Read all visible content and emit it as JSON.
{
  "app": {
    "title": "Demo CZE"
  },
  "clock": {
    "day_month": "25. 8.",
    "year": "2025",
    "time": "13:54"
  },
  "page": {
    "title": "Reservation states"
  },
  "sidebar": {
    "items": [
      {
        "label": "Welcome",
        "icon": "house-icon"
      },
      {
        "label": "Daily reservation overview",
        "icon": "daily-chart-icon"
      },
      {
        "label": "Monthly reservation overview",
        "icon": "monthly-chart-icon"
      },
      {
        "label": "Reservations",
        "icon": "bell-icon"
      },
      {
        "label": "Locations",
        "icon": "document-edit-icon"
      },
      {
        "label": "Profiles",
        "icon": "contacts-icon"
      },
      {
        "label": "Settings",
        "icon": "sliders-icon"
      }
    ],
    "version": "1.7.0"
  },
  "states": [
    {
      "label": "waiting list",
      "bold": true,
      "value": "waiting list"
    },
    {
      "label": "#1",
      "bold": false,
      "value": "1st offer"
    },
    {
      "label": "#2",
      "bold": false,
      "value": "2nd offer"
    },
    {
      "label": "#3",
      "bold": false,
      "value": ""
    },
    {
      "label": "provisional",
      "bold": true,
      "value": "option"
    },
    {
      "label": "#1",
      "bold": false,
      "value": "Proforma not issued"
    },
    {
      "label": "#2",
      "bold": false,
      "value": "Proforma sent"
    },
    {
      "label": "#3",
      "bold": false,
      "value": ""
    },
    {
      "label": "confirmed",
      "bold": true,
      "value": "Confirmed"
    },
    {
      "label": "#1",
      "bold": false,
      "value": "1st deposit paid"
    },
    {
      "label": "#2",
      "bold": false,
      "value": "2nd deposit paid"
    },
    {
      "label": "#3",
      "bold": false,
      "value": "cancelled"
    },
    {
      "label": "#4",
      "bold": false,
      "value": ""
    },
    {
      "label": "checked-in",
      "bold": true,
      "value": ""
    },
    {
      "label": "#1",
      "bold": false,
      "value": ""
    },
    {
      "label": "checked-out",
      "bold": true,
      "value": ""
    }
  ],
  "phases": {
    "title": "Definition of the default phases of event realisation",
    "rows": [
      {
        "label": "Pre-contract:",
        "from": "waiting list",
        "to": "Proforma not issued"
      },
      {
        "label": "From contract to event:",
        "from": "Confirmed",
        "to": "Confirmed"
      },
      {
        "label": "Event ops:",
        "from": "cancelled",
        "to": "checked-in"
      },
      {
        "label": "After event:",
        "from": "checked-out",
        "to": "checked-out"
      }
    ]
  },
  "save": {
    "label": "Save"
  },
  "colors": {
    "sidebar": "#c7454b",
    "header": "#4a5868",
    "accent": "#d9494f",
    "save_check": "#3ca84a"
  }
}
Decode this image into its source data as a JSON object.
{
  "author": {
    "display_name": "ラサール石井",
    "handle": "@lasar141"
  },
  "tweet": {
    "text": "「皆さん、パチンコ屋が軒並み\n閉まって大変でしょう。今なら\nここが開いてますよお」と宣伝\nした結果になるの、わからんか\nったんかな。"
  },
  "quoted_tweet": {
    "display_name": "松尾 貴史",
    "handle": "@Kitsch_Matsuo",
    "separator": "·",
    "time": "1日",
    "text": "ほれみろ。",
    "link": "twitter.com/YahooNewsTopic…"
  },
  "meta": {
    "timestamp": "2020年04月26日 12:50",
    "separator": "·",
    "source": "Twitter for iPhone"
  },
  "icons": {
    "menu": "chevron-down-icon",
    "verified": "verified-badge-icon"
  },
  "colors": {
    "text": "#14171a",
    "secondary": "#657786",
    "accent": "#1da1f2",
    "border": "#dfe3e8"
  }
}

• Task requirements:
Your task is to repeat every entry exactly.

• Answer below:
Read all visible content and emit it as JSON.
{
  "app": {
    "title": "Demo CZE"
  },
  "clock": {
    "day_month": "25. 8.",
    "year": "2025",
    "time": "13:54"
  },
  "page": {
    "title": "Reservation states"
  },
  "sidebar": {
    "items": [
      {
        "label": "Welcome",
        "icon": "house-icon"
      },
      {
        "label": "Daily reservation overview",
        "icon": "daily-chart-icon"
      },
      {
        "label": "Monthly reservation overview",
        "icon": "monthly-chart-icon"
      },
      {
        "label": "Reservations",
        "icon": "bell-icon"
      },
      {
        "label": "Locations",
        "icon": "document-edit-icon"
      },
      {
        "label": "Profiles",
        "icon": "contacts-icon"
      },
      {
        "label": "Settings",
        "icon": "sliders-icon"
      }
    ],
    "version": "1.7.0"
  },
  "states": [
    {
      "label": "waiting list",
      "bold": true,
      "value": "waiting list"
    },
    {
      "label": "#1",
      "bold": false,
      "value": "1st offer"
    },
    {
      "label": "#2",
      "bold": false,
      "value": "2nd offer"
    },
    {
      "label": "#3",
      "bold": false,
      "value": ""
    },
    {
      "label": "provisional",
      "bold": true,
      "value": "option"
    },
    {
      "label": "#1",
      "bold": false,
      "value": "Proforma not issued"
    },
    {
      "label": "#2",
      "bold": false,
      "value": "Proforma sent"
    },
    {
      "label": "#3",
      "bold": false,
      "value": ""
    },
    {
      "label": "confirmed",
      "bold": true,
      "value": "Confirmed"
    },
    {
      "label": "#1",
      "bold": false,
      "value": "1st deposit paid"
    },
    {
      "label": "#2",
      "bold": false,
      "value": "2nd deposit paid"
    },
    {
      "label": "#3",
      "bold": false,
      "value": "cancelled"
    },
    {
      "label": "#4",
      "bold": false,
      "value": ""
    },
    {
      "label": "checked-in",
      "bold": true,
      "value": ""
    },
    {
      "label": "#1",
      "bold": false,
      "value": ""
    },
    {
      "label": "checked-out",
      "bold": true,
      "value": ""
    }
  ],
  "phases": {
    "title": "Definition of the default phases of event realisation",
    "rows": [
      {
        "label": "Pre-contract:",
        "from": "waiting list",
        "to": "Proforma not issued"
      },
      {
        "label": "From contract to event:",
        "from": "Confirmed",
        "to": "Confirmed"
      },
      {
        "label": "Event ops:",
        "from": "cancelled",
        "to": "checked-in"
      },
      {
        "label": "After event:",
        "from": "checked-out",
        "to": "checked-out"
      }
    ]
  },
  "save": {
    "label": "Save"
  },
  "colors": {
    "sidebar": "#c7454b",
    "header": "#4a5868",
    "accent": "#d9494f",
    "save_check": "#3ca84a"
  }
}
Decode this image into its source data as a JSON object.
{
  "author": {
    "display_name": "ラサール石井",
    "handle": "@lasar141"
  },
  "tweet": {
    "text": "「皆さん、パチンコ屋が軒並み\n閉まって大変でしょう。今なら\nここが開いてますよお」と宣伝\nした結果になるの、わからんか\nったんかな。"
  },
  "quoted_tweet": {
    "display_name": "松尾 貴史",
    "handle": "@Kitsch_Matsuo",
    "separator": "·",
    "time": "1日",
    "text": "ほれみろ。",
    "link": "twitter.com/YahooNewsTopic…"
  },
  "meta": {
    "timestamp": "2020年04月26日 12:50",
    "separator": "·",
    "source": "Twitter for iPhone"
  },
  "icons": {
    "menu": "chevron-down-icon",
    "verified": "verified-badge-icon"
  },
  "colors": {
    "text": "#14171a",
    "secondary": "#657786",
    "accent": "#1da1f2",
    "border": "#dfe3e8"
  }
}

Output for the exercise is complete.